-- Begin Supplied data --

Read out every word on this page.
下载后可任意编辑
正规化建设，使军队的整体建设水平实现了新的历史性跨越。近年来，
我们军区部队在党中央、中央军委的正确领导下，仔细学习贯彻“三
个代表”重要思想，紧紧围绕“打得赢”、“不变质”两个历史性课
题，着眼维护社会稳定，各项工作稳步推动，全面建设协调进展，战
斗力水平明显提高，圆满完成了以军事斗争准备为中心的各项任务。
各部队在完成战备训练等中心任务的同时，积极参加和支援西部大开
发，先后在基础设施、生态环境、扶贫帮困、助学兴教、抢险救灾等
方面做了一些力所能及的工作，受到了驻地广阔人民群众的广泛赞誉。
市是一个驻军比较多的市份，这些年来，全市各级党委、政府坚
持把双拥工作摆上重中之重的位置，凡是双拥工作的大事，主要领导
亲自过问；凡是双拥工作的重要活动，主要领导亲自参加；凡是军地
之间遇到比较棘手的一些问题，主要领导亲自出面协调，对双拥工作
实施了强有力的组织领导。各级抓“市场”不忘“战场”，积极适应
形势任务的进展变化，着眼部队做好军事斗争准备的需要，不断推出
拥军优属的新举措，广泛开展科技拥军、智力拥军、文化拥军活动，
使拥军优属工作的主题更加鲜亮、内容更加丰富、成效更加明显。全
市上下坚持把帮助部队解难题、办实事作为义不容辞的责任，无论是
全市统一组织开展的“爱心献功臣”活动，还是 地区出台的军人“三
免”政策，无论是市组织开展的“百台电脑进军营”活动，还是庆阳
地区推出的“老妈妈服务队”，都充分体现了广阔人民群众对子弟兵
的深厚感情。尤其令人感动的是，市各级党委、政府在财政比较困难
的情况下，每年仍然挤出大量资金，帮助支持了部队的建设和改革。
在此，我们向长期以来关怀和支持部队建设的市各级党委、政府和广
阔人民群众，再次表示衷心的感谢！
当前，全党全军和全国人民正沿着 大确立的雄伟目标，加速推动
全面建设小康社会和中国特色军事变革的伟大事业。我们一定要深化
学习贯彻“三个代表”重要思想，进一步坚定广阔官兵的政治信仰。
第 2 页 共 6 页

-- End Supplied data --

Problem requirements
Return each line of the records above exactly as it reads.

Response for this exercise
Read out every word on this page.
下载后可任意编辑
正规化建设，使军队的整体建设水平实现了新的历史性跨越。近年来，
我们军区部队在党中央、中央军委的正确领导下，仔细学习贯彻“三
个代表”重要思想，紧紧围绕“打得赢”、“不变质”两个历史性课
题，着眼维护社会稳定，各项工作稳步推动，全面建设协调进展，战
斗力水平明显提高，圆满完成了以军事斗争准备为中心的各项任务。
各部队在完成战备训练等中心任务的同时，积极参加和支援西部大开
发，先后在基础设施、生态环境、扶贫帮困、助学兴教、抢险救灾等
方面做了一些力所能及的工作，受到了驻地广阔人民群众的广泛赞誉。
市是一个驻军比较多的市份，这些年来，全市各级党委、政府坚
持把双拥工作摆上重中之重的位置，凡是双拥工作的大事，主要领导
亲自过问；凡是双拥工作的重要活动，主要领导亲自参加；凡是军地
之间遇到比较棘手的一些问题，主要领导亲自出面协调，对双拥工作
实施了强有力的组织领导。各级抓“市场”不忘“战场”，积极适应
形势任务的进展变化，着眼部队做好军事斗争准备的需要，不断推出
拥军优属的新举措，广泛开展科技拥军、智力拥军、文化拥军活动，
使拥军优属工作的主题更加鲜亮、内容更加丰富、成效更加明显。全
市上下坚持把帮助部队解难题、办实事作为义不容辞的责任，无论是
全市统一组织开展的“爱心献功臣”活动，还是 地区出台的军人“三
免”政策，无论是市组织开展的“百台电脑进军营”活动，还是庆阳
地区推出的“老妈妈服务队”，都充分体现了广阔人民群众对子弟兵
的深厚感情。尤其令人感动的是，市各级党委、政府在财政比较困难
的情况下，每年仍然挤出大量资金，帮助支持了部队的建设和改革。
在此，我们向长期以来关怀和支持部队建设的市各级党委、政府和广
阔人民群众，再次表示衷心的感谢！
当前，全党全军和全国人民正沿着 大确立的雄伟目标，加速推动
全面建设小康社会和中国特色军事变革的伟大事业。我们一定要深化
学习贯彻“三个代表”重要思想，进一步坚定广阔官兵的政治信仰。
第 2 页 共 6 页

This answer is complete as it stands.